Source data
[Begin]

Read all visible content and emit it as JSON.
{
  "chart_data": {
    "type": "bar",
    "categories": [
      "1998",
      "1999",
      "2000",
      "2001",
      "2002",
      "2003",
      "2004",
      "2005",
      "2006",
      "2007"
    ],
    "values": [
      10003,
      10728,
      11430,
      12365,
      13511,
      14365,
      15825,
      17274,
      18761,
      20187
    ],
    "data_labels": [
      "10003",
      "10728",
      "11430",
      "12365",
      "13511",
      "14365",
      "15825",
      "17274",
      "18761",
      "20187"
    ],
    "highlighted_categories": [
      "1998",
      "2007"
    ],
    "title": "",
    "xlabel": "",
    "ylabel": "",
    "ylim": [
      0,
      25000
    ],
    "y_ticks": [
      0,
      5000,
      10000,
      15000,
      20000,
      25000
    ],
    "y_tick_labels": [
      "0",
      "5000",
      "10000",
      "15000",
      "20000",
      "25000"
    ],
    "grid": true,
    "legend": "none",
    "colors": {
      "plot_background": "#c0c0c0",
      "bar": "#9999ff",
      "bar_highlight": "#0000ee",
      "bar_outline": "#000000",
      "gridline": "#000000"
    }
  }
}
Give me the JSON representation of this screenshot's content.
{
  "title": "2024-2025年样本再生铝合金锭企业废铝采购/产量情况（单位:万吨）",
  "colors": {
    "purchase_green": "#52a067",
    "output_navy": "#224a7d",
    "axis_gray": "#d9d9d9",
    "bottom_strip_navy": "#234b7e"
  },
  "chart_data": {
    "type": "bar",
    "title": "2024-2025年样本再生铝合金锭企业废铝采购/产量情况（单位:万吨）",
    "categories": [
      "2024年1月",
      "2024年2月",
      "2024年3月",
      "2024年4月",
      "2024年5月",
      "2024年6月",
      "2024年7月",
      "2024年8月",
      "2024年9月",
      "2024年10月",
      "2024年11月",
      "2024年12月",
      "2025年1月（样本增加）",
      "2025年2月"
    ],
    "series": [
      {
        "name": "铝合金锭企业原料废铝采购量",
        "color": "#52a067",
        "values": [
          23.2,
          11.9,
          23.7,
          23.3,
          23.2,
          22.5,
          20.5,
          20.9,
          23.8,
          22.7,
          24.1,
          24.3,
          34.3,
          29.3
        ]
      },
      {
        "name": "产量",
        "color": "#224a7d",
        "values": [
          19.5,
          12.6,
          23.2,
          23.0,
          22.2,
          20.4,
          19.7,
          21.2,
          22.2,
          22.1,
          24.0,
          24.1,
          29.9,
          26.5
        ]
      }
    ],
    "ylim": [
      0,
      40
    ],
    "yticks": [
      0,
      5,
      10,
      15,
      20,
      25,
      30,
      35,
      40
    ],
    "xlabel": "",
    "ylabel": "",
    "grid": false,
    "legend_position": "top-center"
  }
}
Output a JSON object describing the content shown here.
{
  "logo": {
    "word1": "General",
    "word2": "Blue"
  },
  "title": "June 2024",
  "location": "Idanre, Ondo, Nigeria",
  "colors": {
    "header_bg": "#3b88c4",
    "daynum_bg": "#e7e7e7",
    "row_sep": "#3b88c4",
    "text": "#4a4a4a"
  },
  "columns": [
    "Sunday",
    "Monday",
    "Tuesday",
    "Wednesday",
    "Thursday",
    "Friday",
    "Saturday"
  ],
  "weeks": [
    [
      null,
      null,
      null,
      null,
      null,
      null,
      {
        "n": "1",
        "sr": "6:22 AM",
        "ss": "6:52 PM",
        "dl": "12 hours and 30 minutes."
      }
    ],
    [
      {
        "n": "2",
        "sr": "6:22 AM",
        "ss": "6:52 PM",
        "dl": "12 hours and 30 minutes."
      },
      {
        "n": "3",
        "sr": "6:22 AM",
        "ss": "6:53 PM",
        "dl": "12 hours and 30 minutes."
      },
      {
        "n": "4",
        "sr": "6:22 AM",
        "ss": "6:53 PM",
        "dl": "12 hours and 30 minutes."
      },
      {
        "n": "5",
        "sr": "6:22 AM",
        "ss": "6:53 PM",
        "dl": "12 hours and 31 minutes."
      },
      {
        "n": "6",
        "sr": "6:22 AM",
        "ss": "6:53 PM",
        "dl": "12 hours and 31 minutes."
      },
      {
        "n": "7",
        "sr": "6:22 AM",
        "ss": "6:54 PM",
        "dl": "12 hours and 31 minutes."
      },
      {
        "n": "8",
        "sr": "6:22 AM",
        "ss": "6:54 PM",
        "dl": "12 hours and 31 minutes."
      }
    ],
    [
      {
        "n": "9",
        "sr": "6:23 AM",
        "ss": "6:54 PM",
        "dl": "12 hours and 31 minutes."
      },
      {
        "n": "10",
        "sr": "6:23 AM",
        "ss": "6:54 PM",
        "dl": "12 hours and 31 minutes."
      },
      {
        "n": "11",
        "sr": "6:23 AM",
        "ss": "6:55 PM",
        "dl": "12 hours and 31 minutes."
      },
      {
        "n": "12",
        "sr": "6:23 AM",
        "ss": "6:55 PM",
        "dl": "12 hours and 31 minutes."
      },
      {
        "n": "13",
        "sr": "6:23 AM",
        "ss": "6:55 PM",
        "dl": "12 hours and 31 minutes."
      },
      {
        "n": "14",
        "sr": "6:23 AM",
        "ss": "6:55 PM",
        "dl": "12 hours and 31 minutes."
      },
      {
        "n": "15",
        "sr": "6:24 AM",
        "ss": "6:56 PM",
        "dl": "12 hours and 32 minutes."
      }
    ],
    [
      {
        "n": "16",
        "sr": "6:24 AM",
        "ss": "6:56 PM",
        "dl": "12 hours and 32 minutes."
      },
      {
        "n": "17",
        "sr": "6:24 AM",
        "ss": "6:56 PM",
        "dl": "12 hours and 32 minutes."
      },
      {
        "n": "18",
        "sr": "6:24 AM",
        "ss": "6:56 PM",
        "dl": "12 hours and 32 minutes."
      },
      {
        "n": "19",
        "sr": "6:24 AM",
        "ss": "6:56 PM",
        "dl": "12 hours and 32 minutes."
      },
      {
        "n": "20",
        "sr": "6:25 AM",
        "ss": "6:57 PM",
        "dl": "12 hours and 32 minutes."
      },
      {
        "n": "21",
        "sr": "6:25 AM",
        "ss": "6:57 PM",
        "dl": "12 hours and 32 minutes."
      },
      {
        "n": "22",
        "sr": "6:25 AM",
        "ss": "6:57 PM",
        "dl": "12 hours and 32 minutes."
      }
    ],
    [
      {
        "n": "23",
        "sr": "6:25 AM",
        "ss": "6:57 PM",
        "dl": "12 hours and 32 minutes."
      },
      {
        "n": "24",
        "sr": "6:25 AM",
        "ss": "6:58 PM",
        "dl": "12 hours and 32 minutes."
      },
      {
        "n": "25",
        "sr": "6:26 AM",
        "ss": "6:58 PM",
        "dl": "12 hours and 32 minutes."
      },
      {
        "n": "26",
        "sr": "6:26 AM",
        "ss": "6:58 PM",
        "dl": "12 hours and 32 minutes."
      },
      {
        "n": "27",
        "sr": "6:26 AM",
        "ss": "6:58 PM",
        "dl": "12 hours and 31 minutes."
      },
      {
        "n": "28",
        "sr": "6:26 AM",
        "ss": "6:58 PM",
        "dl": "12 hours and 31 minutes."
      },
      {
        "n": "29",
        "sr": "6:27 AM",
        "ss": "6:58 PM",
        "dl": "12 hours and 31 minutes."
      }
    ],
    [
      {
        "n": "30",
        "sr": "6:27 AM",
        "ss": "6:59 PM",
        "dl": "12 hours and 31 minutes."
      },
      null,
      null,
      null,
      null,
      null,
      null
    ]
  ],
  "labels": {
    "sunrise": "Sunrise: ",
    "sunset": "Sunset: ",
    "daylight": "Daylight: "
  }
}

[End]

What you have to do:
Count the lines of the material that include the word "JSON", then report only the total.

Solution:
3